───── Extracted data

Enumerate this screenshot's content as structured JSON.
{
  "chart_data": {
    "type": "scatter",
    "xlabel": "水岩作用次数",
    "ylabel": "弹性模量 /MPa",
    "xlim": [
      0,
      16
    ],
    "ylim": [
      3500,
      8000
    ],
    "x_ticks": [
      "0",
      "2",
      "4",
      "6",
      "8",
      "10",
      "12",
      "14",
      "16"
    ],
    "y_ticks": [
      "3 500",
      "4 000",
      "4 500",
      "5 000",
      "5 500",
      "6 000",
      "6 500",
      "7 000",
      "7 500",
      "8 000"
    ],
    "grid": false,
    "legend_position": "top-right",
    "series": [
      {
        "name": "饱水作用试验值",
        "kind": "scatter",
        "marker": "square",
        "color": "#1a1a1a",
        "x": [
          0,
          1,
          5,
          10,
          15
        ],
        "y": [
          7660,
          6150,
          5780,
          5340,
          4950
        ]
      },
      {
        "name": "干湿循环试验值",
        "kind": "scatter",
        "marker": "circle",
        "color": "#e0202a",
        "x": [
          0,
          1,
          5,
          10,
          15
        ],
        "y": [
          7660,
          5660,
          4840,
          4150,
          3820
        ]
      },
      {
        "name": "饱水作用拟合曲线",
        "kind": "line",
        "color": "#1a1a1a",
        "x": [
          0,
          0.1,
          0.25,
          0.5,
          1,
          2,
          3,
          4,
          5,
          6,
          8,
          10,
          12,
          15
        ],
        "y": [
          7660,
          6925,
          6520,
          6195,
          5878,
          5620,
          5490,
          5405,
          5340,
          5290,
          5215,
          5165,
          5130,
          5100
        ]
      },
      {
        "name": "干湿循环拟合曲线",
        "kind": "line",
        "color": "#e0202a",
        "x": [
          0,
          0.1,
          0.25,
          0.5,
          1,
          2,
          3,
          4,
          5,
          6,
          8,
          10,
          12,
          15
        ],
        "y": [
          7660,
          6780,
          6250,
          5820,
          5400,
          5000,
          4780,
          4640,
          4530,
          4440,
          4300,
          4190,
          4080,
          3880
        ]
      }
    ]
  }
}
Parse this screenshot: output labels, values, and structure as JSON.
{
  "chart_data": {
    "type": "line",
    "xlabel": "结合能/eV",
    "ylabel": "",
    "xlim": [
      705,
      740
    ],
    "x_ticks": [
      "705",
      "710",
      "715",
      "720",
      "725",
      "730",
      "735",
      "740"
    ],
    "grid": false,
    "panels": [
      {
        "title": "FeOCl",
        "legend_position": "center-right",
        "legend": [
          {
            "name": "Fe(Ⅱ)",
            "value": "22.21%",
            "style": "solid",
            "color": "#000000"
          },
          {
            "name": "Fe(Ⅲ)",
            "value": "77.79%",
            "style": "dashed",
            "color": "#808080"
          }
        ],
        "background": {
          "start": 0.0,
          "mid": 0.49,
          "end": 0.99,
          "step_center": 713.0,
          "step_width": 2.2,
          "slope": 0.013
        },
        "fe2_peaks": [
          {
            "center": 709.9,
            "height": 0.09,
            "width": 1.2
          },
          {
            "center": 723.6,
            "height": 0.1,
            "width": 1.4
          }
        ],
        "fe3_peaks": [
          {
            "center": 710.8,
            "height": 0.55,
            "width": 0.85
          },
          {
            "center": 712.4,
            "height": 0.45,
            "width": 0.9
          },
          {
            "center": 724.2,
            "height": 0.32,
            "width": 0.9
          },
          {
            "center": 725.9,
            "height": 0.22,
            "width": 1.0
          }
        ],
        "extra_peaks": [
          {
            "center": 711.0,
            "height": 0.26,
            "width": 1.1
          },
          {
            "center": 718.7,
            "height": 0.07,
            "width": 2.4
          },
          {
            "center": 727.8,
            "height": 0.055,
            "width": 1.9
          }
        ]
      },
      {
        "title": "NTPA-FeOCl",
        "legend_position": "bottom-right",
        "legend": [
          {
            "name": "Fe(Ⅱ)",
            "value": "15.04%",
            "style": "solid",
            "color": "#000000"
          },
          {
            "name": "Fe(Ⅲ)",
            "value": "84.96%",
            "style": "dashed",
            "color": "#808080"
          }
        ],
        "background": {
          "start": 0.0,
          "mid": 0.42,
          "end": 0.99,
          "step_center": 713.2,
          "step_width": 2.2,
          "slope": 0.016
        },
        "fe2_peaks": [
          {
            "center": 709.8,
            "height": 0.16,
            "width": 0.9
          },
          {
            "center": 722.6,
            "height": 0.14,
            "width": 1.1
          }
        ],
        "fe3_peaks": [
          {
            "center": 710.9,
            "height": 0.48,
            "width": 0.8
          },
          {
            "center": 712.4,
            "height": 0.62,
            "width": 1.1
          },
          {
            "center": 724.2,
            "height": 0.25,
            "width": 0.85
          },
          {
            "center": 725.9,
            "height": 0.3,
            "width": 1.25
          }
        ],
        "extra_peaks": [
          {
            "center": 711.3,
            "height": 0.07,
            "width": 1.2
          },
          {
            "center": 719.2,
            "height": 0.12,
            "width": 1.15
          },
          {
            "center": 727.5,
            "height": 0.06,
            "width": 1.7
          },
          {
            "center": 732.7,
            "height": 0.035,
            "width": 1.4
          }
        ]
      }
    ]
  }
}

──────────

### Written instruction
Above are some records; repeat all of them exactly.

### The output
Enumerate this screenshot's content as structured JSON.
{
  "chart_data": {
    "type": "scatter",
    "xlabel": "水岩作用次数",
    "ylabel": "弹性模量 /MPa",
    "xlim": [
      0,
      16
    ],
    "ylim": [
      3500,
      8000
    ],
    "x_ticks": [
      "0",
      "2",
      "4",
      "6",
      "8",
      "10",
      "12",
      "14",
      "16"
    ],
    "y_ticks": [
      "3 500",
      "4 000",
      "4 500",
      "5 000",
      "5 500",
      "6 000",
      "6 500",
      "7 000",
      "7 500",
      "8 000"
    ],
    "grid": false,
    "legend_position": "top-right",
    "series": [
      {
        "name": "饱水作用试验值",
        "kind": "scatter",
        "marker": "square",
        "color": "#1a1a1a",
        "x": [
          0,
          1,
          5,
          10,
          15
        ],
        "y": [
          7660,
          6150,
          5780,
          5340,
          4950
        ]
      },
      {
        "name": "干湿循环试验值",
        "kind": "scatter",
        "marker": "circle",
        "color": "#e0202a",
        "x": [
          0,
          1,
          5,
          10,
          15
        ],
        "y": [
          7660,
          5660,
          4840,
          4150,
          3820
        ]
      },
      {
        "name": "饱水作用拟合曲线",
        "kind": "line",
        "color": "#1a1a1a",
        "x": [
          0,
          0.1,
          0.25,
          0.5,
          1,
          2,
          3,
          4,
          5,
          6,
          8,
          10,
          12,
          15
        ],
        "y": [
          7660,
          6925,
          6520,
          6195,
          5878,
          5620,
          5490,
          5405,
          5340,
          5290,
          5215,
          5165,
          5130,
          5100
        ]
      },
      {
        "name": "干湿循环拟合曲线",
        "kind": "line",
        "color": "#e0202a",
        "x": [
          0,
          0.1,
          0.25,
          0.5,
          1,
          2,
          3,
          4,
          5,
          6,
          8,
          10,
          12,
          15
        ],
        "y": [
          7660,
          6780,
          6250,
          5820,
          5400,
          5000,
          4780,
          4640,
          4530,
          4440,
          4300,
          4190,
          4080,
          3880
        ]
      }
    ]
  }
}
Parse this screenshot: output labels, values, and structure as JSON.
{
  "chart_data": {
    "type": "line",
    "xlabel": "结合能/eV",
    "ylabel": "",
    "xlim": [
      705,
      740
    ],
    "x_ticks": [
      "705",
      "710",
      "715",
      "720",
      "725",
      "730",
      "735",
      "740"
    ],
    "grid": false,
    "panels": [
      {
        "title": "FeOCl",
        "legend_position": "center-right",
        "legend": [
          {
            "name": "Fe(Ⅱ)",
            "value": "22.21%",
            "style": "solid",
            "color": "#000000"
          },
          {
            "name": "Fe(Ⅲ)",
            "value": "77.79%",
            "style": "dashed",
            "color": "#808080"
          }
        ],
        "background": {
          "start": 0.0,
          "mid": 0.49,
          "end": 0.99,
          "step_center": 713.0,
          "step_width": 2.2,
          "slope": 0.013
        },
        "fe2_peaks": [
          {
            "center": 709.9,
            "height": 0.09,
            "width": 1.2
          },
          {
            "center": 723.6,
            "height": 0.1,
            "width": 1.4
          }
        ],
        "fe3_peaks": [
          {
            "center": 710.8,
            "height": 0.55,
            "width": 0.85
          },
          {
            "center": 712.4,
            "height": 0.45,
            "width": 0.9
          },
          {
            "center": 724.2,
            "height": 0.32,
            "width": 0.9
          },
          {
            "center": 725.9,
            "height": 0.22,
            "width": 1.0
          }
        ],
        "extra_peaks": [
          {
            "center": 711.0,
            "height": 0.26,
            "width": 1.1
          },
          {
            "center": 718.7,
            "height": 0.07,
            "width": 2.4
          },
          {
            "center": 727.8,
            "height": 0.055,
            "width": 1.9
          }
        ]
      },
      {
        "title": "NTPA-FeOCl",
        "legend_position": "bottom-right",
        "legend": [
          {
            "name": "Fe(Ⅱ)",
            "value": "15.04%",
            "style": "solid",
            "color": "#000000"
          },
          {
            "name": "Fe(Ⅲ)",
            "value": "84.96%",
            "style": "dashed",
            "color": "#808080"
          }
        ],
        "background": {
          "start": 0.0,
          "mid": 0.42,
          "end": 0.99,
          "step_center": 713.2,
          "step_width": 2.2,
          "slope": 0.016
        },
        "fe2_peaks": [
          {
            "center": 709.8,
            "height": 0.16,
            "width": 0.9
          },
          {
            "center": 722.6,
            "height": 0.14,
            "width": 1.1
          }
        ],
        "fe3_peaks": [
          {
            "center": 710.9,
            "height": 0.48,
            "width": 0.8
          },
          {
            "center": 712.4,
            "height": 0.62,
            "width": 1.1
          },
          {
            "center": 724.2,
            "height": 0.25,
            "width": 0.85
          },
          {
            "center": 725.9,
            "height": 0.3,
            "width": 1.25
          }
        ],
        "extra_peaks": [
          {
            "center": 711.3,
            "height": 0.07,
            "width": 1.2
          },
          {
            "center": 719.2,
            "height": 0.12,
            "width": 1.15
          },
          {
            "center": 727.5,
            "height": 0.06,
            "width": 1.7
          },
          {
            "center": 732.7,
            "height": 0.035,
            "width": 1.4
          }
        ]
      }
    ]
  }
}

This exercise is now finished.